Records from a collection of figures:

·····

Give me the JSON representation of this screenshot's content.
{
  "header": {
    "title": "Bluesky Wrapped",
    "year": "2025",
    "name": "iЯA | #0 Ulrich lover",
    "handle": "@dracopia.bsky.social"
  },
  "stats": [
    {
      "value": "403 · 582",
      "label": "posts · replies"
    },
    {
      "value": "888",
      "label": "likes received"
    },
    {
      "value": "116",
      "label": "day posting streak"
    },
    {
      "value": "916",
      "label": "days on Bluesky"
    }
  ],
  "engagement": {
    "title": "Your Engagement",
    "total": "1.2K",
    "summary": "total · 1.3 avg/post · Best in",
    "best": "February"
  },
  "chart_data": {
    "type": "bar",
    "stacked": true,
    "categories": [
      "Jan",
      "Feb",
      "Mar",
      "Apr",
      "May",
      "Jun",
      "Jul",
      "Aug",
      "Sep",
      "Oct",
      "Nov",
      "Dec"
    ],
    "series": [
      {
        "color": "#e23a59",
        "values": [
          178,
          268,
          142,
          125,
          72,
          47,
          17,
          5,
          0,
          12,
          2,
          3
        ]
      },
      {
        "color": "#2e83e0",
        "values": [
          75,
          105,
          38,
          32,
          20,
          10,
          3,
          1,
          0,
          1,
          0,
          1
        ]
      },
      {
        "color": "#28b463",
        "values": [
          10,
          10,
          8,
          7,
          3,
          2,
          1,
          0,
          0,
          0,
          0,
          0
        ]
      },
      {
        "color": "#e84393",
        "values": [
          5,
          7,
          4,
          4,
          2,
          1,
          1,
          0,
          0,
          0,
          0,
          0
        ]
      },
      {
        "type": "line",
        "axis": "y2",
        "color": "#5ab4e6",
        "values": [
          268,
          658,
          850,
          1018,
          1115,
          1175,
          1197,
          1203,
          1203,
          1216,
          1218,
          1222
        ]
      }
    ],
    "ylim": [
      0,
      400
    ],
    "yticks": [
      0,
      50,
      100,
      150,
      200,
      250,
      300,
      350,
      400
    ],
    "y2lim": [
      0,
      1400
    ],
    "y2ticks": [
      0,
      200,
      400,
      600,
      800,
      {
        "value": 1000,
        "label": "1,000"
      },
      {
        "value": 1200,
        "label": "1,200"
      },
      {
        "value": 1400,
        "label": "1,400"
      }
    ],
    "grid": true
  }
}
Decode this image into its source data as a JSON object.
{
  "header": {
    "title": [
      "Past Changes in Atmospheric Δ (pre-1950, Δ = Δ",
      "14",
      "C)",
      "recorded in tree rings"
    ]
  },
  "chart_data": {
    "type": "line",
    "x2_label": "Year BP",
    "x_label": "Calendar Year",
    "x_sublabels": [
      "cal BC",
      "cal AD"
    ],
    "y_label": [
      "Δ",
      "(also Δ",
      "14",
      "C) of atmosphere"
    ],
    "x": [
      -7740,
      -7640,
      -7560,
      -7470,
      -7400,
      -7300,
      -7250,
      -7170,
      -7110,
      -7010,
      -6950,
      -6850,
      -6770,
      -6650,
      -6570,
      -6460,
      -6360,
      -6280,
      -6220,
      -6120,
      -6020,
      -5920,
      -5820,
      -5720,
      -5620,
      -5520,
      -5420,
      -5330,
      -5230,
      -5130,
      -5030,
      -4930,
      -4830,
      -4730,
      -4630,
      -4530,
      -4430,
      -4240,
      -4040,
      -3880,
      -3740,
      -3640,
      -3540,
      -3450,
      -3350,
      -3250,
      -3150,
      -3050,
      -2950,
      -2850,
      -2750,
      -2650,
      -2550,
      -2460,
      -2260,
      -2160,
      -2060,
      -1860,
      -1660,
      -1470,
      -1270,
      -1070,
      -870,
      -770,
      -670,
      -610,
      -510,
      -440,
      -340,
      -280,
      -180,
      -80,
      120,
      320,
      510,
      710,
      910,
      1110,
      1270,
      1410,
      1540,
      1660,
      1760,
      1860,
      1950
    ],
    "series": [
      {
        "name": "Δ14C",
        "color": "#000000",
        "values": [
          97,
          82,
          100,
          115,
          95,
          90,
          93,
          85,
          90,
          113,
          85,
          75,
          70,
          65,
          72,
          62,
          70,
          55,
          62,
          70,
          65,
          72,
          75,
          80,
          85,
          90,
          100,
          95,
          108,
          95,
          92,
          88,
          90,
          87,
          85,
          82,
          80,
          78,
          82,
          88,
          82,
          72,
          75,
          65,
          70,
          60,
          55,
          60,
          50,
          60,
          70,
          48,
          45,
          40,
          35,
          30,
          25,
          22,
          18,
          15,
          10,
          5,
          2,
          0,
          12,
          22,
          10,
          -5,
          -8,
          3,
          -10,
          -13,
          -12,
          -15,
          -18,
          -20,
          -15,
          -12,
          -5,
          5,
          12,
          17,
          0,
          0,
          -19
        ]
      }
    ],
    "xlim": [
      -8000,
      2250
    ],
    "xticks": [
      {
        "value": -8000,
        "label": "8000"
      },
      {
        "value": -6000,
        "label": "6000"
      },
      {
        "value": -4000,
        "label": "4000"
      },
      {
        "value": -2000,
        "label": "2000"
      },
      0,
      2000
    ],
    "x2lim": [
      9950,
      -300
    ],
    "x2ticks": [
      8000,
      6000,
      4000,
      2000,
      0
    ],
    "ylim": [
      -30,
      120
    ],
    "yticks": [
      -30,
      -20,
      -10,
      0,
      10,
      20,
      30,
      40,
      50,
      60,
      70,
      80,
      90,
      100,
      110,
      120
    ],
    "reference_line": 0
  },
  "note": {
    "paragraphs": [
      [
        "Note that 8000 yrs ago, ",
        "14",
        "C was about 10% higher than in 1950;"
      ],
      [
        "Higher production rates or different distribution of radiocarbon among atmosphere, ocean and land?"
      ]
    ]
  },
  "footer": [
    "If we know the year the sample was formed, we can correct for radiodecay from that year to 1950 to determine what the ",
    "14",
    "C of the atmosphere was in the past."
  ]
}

·····

Which lines hold the word "atmosphere"? Copy all of them.

== SOLUTION TO THIS EXERCISE ==
      "C) of atmosphere"
        "Higher production rates or different distribution of radiocarbon among atmosphere, ocean and land?"
    "C of the atmosphere was in the past."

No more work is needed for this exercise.